[Records from a collection of figures]
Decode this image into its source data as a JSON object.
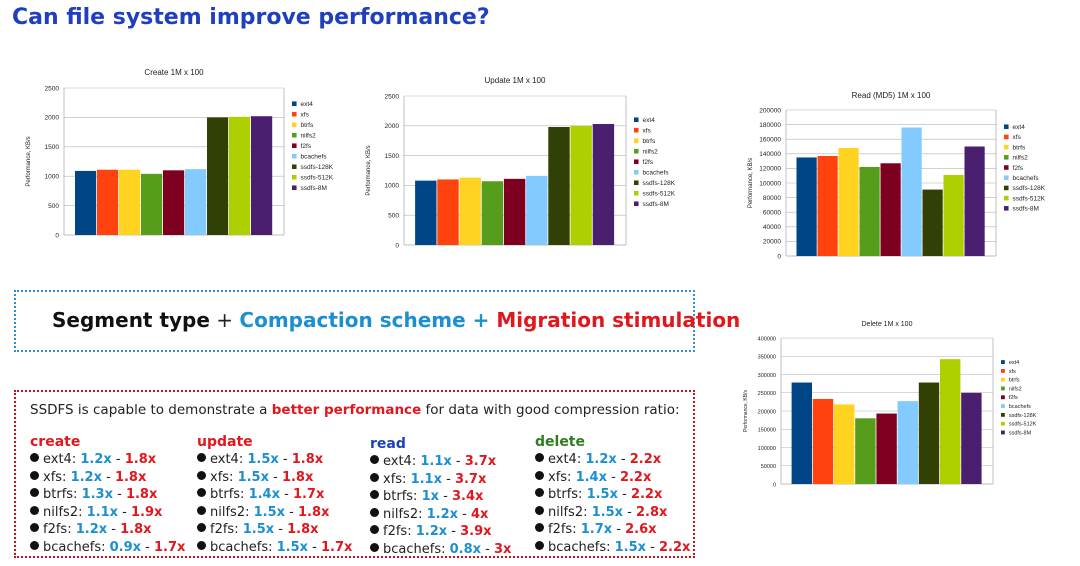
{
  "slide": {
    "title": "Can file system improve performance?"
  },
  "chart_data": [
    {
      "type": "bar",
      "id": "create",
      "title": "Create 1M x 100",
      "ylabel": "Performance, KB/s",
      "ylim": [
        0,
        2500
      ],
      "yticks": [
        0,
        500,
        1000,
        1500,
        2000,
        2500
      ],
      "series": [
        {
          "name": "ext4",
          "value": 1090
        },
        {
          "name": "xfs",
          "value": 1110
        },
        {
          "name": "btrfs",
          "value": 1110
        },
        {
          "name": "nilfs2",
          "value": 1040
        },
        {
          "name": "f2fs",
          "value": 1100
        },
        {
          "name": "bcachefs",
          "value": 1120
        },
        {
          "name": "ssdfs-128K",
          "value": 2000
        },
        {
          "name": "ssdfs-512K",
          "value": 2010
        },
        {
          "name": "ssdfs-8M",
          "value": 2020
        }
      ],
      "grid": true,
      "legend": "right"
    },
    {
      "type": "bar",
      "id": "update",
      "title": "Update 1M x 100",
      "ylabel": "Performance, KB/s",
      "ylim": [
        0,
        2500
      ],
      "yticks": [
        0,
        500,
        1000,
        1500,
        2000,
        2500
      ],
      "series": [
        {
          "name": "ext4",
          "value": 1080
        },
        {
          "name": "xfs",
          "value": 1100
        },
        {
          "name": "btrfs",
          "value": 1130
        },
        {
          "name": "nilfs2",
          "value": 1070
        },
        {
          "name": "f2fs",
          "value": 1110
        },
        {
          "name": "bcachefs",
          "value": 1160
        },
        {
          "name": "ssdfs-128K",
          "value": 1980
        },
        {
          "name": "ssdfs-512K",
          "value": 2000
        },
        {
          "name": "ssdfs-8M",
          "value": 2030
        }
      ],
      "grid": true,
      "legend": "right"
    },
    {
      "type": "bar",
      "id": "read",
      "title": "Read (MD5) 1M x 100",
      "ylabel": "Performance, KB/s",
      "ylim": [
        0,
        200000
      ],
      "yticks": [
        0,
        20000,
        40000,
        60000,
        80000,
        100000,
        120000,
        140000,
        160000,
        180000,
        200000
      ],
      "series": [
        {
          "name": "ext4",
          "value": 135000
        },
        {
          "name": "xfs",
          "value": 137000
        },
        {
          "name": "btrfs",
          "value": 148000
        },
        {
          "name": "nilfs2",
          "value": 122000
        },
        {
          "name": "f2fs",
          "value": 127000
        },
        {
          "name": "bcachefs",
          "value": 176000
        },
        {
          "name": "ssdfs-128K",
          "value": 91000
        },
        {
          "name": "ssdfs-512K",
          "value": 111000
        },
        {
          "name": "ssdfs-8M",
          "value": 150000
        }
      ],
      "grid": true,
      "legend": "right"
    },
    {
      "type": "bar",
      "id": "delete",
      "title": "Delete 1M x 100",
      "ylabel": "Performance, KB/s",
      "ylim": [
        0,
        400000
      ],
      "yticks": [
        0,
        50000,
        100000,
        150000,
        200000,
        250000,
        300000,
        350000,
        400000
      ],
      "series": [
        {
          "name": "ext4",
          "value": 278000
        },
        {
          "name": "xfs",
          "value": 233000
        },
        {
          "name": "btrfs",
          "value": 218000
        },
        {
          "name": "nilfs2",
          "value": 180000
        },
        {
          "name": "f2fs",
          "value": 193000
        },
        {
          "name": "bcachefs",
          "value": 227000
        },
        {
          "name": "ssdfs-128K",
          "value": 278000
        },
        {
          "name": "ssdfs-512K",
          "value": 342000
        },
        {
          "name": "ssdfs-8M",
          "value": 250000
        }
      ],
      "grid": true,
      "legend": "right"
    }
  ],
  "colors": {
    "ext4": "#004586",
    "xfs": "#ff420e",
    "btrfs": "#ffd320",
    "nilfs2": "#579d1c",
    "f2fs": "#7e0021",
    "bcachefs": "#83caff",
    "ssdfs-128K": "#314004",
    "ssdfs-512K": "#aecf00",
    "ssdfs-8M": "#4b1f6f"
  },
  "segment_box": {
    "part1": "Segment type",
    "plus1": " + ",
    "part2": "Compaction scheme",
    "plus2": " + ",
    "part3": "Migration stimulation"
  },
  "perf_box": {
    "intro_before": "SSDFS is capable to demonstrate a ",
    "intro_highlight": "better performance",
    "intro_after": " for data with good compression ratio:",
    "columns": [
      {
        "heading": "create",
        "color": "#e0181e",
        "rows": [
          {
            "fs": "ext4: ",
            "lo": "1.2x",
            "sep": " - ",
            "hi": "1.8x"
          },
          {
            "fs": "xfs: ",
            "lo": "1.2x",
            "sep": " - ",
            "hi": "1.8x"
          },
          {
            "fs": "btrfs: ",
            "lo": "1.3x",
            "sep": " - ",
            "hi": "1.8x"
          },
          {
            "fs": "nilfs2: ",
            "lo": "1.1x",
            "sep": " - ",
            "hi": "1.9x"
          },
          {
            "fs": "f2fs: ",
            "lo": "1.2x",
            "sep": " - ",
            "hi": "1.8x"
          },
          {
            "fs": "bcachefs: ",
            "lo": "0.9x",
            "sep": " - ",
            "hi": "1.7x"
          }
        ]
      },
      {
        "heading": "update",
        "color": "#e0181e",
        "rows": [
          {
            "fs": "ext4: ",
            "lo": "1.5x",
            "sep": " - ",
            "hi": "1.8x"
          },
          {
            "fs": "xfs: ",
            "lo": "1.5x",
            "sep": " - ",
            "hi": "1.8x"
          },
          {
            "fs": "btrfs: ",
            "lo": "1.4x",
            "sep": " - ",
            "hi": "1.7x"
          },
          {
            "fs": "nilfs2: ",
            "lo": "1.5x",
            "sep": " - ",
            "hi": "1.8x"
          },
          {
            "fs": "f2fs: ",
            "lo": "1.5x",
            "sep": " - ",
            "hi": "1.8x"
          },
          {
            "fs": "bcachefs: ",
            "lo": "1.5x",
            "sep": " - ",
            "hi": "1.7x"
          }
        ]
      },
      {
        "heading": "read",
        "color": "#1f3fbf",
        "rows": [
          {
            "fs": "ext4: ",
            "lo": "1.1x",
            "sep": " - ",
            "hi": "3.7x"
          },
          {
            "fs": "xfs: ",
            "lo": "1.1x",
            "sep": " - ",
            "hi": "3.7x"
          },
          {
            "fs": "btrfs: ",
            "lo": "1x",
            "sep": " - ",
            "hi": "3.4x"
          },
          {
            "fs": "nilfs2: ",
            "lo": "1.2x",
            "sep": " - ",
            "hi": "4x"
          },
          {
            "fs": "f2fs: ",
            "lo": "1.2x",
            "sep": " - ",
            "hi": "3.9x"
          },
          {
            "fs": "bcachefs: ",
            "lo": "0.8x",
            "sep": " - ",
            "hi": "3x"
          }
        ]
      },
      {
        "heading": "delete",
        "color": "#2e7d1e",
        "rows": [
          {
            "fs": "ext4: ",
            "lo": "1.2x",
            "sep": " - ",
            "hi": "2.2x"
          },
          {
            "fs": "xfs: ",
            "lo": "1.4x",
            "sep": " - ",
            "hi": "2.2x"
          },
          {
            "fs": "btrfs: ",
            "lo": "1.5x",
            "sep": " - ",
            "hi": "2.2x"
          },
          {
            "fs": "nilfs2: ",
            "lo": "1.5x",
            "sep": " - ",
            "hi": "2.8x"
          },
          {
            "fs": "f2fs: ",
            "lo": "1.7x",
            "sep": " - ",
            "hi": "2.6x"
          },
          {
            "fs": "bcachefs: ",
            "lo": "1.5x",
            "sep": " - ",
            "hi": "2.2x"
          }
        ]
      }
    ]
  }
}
...
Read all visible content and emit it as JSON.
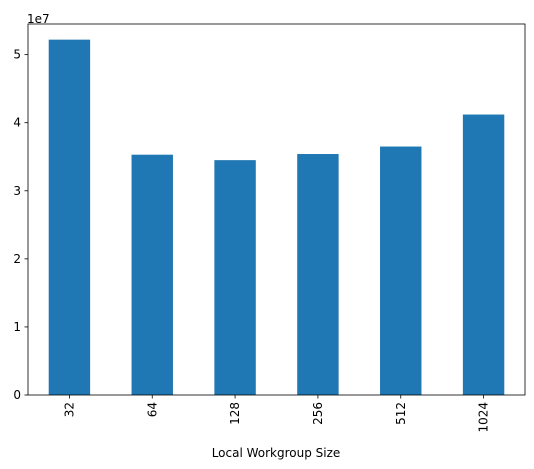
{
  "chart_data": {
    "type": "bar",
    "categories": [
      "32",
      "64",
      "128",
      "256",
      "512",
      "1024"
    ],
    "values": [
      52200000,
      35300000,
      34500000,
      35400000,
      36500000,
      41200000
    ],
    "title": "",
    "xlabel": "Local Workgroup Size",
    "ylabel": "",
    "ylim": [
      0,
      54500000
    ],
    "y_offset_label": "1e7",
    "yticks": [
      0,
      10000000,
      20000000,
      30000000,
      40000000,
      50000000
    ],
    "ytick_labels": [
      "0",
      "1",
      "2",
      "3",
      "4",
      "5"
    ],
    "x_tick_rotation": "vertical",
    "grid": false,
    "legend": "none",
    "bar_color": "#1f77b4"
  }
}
--
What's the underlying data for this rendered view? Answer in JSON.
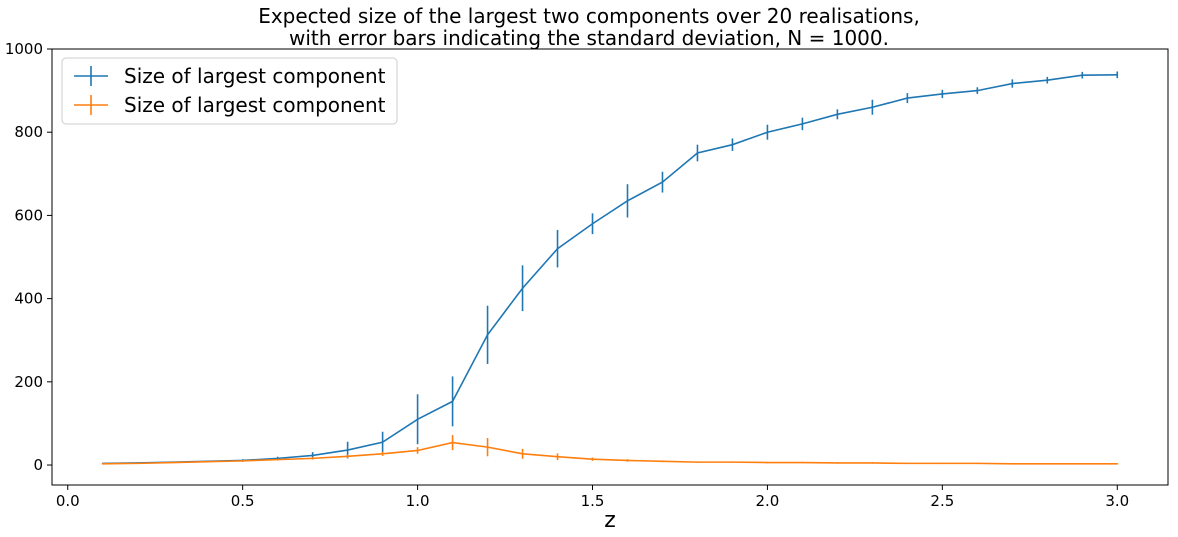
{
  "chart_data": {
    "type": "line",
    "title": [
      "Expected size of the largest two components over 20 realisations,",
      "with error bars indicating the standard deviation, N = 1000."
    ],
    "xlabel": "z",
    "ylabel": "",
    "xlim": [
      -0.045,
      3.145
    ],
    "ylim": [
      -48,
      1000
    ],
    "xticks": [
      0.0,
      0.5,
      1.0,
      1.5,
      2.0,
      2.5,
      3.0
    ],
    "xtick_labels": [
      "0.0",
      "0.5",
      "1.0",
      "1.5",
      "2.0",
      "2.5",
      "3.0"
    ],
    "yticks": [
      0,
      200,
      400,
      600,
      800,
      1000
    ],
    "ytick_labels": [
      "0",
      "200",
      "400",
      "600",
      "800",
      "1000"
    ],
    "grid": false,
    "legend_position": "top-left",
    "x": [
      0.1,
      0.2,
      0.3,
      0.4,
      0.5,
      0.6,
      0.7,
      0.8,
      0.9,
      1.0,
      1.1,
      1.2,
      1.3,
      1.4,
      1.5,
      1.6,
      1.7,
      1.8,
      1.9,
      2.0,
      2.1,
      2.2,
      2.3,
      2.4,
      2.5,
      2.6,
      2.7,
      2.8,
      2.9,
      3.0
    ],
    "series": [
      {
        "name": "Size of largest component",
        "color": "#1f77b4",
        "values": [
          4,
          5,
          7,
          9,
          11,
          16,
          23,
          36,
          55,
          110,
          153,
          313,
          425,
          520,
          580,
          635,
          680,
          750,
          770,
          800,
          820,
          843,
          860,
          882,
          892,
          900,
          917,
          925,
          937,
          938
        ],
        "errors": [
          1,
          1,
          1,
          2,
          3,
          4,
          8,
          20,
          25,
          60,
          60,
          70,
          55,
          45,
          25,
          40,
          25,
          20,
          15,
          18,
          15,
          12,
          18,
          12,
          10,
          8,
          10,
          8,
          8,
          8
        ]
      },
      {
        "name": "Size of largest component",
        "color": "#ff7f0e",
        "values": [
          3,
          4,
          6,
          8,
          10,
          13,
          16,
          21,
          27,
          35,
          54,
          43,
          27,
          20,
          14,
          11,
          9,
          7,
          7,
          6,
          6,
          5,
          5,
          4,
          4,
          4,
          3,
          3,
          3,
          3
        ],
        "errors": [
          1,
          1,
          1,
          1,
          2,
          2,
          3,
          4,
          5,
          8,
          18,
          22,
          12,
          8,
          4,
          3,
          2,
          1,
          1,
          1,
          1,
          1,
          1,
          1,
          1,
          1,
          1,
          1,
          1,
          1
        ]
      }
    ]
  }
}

• [Work instructions] Lines holding the word "this" in the entries above are the ones to pull out. Copy them all.

• [Expected answer]
Decode this image into its source data as a JSON object.
What's the underlying data for this rendered view? Answer in JSON.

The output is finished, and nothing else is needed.